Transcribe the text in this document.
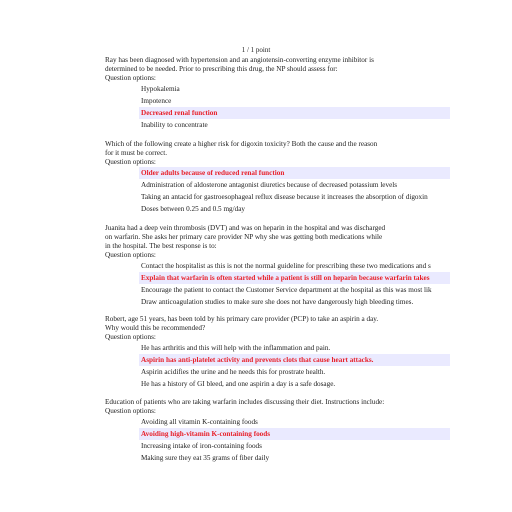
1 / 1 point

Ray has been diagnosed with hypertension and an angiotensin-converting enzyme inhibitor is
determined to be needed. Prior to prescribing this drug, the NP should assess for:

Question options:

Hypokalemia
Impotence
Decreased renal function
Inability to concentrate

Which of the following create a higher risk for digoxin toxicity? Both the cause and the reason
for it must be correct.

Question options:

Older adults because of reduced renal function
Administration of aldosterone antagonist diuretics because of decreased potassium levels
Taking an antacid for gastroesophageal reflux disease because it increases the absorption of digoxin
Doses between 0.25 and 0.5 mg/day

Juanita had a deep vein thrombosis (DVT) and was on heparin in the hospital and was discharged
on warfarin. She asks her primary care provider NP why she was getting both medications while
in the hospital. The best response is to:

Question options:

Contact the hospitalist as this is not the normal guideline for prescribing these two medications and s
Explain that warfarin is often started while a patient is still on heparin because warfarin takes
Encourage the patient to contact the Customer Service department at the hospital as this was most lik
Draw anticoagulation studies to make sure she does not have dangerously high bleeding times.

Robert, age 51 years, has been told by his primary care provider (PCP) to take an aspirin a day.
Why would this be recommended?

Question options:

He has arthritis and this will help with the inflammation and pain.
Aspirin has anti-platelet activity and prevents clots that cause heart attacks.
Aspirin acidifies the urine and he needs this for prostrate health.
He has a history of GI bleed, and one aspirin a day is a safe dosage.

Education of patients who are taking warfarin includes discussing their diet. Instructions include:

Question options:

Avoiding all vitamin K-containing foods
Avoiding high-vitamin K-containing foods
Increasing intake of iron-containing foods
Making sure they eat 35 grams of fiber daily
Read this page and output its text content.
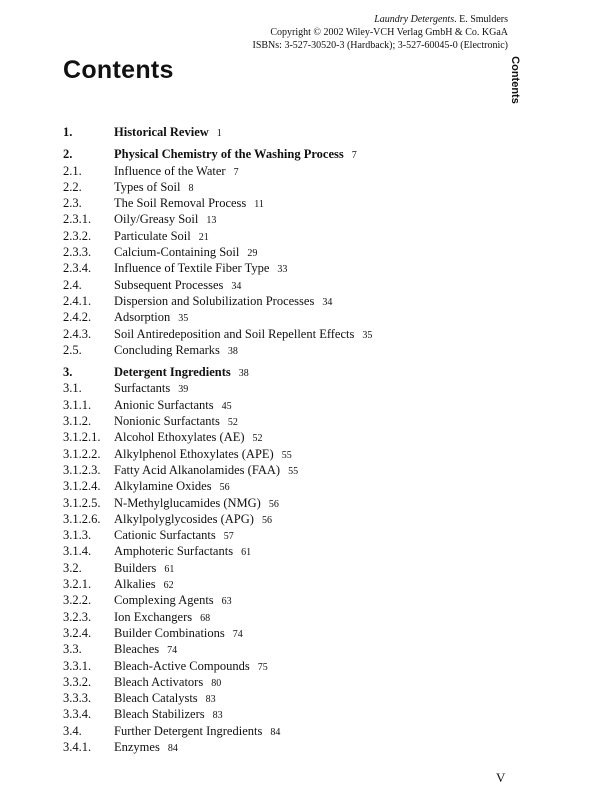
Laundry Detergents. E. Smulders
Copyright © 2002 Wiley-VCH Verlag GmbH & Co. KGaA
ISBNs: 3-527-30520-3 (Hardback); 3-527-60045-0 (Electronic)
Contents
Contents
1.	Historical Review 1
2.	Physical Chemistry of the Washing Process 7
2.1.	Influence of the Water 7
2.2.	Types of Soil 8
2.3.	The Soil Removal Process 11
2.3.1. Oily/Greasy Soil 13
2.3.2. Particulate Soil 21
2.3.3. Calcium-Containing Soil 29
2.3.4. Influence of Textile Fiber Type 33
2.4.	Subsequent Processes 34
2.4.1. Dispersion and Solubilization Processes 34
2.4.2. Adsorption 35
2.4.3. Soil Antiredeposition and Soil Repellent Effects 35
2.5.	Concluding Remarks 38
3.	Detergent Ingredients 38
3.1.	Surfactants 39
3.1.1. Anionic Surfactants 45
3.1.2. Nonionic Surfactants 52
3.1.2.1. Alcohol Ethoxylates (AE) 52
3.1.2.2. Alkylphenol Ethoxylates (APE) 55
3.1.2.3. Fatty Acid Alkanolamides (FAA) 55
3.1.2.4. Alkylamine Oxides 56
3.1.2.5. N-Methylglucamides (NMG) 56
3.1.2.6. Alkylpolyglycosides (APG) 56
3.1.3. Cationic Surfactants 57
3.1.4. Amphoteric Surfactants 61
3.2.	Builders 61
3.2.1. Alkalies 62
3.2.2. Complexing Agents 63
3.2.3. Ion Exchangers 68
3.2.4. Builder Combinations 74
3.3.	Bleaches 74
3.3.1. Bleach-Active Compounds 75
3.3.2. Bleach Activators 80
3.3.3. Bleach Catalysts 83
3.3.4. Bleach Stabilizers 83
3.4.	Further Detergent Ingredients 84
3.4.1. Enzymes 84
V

========================================================================

Look through the listing and extract every line with "function" in it.

→ **Written response**
Decreased renal function
Older adults because of reduced renal function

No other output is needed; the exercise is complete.